[Data listing]

============================================================

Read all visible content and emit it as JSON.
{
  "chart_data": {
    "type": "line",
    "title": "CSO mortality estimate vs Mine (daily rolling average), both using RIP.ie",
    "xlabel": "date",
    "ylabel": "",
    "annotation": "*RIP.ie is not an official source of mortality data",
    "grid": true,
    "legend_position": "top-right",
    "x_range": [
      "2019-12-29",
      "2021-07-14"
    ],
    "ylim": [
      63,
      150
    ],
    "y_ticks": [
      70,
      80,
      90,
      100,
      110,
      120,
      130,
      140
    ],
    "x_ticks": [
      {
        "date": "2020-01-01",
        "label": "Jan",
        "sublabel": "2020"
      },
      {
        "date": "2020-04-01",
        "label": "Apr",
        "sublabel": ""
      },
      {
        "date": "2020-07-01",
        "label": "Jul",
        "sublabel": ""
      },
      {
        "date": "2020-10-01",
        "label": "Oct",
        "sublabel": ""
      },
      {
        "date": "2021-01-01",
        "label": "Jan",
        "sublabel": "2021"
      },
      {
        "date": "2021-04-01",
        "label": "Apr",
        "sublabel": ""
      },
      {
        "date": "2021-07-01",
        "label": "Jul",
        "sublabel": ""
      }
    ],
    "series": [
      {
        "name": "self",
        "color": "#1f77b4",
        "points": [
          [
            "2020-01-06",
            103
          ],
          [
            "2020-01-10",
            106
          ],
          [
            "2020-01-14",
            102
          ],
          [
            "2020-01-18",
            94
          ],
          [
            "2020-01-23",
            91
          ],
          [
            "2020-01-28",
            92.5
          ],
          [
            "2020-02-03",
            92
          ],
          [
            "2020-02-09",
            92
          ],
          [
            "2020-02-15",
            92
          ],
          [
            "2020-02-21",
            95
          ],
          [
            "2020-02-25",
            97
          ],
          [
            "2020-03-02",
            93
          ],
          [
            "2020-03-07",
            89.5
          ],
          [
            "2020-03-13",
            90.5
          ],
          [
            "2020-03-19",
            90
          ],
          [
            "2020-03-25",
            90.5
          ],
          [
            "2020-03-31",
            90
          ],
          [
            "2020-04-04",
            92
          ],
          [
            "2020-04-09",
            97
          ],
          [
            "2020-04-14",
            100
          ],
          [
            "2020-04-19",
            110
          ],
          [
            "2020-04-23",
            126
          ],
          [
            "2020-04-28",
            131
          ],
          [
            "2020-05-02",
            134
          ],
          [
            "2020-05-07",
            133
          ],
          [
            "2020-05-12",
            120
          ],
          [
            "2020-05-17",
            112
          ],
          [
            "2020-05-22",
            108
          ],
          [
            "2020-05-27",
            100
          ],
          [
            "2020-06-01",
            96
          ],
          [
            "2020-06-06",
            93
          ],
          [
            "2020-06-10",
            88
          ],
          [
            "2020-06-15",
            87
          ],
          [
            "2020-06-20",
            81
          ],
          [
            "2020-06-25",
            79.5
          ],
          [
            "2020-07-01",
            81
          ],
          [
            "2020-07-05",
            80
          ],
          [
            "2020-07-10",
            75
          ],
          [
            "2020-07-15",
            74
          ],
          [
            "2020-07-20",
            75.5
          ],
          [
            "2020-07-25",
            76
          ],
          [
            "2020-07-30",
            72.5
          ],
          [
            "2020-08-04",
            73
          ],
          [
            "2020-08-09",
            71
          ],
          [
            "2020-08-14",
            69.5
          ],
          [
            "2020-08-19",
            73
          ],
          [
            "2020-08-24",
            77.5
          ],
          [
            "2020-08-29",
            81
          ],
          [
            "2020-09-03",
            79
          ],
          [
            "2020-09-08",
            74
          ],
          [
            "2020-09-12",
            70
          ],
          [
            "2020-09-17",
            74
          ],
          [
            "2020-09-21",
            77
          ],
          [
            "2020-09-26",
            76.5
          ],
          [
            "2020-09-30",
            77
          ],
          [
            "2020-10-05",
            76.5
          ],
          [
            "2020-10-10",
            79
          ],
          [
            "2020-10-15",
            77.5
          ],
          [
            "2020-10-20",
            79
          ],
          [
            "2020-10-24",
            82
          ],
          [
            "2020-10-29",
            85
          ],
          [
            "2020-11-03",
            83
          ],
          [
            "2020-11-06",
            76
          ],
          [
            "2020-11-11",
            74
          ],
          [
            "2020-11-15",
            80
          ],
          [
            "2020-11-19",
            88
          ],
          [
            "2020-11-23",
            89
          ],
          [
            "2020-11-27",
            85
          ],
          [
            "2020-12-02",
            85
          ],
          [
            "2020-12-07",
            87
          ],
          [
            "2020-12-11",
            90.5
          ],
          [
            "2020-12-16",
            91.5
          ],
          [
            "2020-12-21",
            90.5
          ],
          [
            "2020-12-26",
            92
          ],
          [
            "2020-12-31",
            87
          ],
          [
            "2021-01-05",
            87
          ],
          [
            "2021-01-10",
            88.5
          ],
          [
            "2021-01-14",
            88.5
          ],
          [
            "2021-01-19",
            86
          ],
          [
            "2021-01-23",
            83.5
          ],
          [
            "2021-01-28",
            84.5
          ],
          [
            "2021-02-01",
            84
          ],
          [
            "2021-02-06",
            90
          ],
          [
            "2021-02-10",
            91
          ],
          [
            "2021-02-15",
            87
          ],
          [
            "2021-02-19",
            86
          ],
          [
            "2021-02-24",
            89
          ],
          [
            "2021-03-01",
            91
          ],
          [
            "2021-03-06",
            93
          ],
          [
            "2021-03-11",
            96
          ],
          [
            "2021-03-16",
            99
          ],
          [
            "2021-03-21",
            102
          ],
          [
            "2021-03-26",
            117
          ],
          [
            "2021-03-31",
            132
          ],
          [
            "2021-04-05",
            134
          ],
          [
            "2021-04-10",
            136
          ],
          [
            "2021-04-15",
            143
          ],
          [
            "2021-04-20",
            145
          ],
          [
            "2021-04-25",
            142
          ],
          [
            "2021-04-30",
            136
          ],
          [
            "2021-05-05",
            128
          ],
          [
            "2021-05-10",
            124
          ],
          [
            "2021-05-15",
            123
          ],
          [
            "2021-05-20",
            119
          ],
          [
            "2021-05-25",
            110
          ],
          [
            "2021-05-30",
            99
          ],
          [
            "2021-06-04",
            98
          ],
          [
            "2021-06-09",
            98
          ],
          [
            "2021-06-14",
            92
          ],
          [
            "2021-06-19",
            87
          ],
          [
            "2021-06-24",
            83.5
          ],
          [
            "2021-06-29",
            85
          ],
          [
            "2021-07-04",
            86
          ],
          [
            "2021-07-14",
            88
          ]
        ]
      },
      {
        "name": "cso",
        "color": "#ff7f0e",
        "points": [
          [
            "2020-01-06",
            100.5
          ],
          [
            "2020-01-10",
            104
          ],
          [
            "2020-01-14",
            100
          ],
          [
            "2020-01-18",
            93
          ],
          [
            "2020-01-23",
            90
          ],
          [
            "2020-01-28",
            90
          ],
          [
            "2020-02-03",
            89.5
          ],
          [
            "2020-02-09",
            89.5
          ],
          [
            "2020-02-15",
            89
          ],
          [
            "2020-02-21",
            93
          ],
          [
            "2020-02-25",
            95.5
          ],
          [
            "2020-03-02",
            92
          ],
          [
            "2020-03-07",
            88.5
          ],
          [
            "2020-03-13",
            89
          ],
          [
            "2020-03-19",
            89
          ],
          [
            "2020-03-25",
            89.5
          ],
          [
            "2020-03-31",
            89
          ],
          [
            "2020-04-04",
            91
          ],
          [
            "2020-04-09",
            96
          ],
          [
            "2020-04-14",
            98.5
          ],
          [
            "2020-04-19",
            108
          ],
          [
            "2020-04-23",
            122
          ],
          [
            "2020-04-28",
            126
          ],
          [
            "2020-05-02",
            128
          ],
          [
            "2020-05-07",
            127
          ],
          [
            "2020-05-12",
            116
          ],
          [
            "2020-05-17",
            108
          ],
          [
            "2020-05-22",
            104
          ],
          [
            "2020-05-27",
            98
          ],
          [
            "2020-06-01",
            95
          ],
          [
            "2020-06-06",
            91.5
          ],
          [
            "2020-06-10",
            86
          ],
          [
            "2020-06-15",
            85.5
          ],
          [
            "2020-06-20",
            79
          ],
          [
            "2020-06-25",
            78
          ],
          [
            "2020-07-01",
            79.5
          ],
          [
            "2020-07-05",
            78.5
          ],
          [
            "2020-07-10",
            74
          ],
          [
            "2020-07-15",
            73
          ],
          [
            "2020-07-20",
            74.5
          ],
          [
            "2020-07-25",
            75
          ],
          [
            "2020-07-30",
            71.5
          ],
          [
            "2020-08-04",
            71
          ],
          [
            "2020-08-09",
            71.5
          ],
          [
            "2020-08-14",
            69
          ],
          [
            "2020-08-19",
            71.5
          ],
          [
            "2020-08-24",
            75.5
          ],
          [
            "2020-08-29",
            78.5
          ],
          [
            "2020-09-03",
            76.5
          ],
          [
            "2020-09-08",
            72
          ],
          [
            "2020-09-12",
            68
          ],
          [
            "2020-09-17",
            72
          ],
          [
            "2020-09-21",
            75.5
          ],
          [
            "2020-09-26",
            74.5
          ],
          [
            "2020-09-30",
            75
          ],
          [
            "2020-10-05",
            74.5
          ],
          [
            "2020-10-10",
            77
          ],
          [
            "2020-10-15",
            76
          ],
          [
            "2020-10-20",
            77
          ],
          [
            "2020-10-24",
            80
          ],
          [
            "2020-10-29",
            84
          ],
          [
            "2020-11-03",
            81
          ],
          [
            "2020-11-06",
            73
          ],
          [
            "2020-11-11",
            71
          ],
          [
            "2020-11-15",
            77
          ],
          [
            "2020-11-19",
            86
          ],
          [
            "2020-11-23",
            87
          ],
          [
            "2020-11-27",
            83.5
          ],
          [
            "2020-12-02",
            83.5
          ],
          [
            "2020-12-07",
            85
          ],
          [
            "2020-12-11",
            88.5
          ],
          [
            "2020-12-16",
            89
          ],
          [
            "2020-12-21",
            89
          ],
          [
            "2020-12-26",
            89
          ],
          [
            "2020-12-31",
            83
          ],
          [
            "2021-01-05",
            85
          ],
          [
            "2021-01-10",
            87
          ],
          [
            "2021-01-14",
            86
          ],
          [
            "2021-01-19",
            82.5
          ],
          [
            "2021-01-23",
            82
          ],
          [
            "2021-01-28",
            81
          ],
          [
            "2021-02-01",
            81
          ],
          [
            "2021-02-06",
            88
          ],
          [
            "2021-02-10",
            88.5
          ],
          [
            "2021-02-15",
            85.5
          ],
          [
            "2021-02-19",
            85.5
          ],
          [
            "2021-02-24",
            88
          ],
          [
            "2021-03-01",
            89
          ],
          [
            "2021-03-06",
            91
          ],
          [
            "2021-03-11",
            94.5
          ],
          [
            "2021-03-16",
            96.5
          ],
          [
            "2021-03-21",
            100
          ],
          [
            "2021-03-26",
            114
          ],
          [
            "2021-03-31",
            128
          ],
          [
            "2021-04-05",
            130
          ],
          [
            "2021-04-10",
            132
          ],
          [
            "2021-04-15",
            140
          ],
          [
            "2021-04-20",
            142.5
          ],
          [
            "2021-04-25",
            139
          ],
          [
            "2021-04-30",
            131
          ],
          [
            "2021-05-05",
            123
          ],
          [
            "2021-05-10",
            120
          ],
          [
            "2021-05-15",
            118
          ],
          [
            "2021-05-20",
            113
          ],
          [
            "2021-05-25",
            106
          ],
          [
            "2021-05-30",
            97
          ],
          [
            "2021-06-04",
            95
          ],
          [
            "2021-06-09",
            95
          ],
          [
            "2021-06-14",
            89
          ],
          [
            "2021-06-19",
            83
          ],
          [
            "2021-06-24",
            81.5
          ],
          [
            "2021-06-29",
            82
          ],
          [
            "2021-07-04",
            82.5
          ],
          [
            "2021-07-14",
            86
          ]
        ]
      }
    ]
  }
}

============================================================

Look over the records above and copy each line that includes the string "mortality".

    "title": "CSO mortality estimate vs Mine (daily rolling average), both using RIP.ie",
    "annotation": "*RIP.ie is not an official source of mortality data",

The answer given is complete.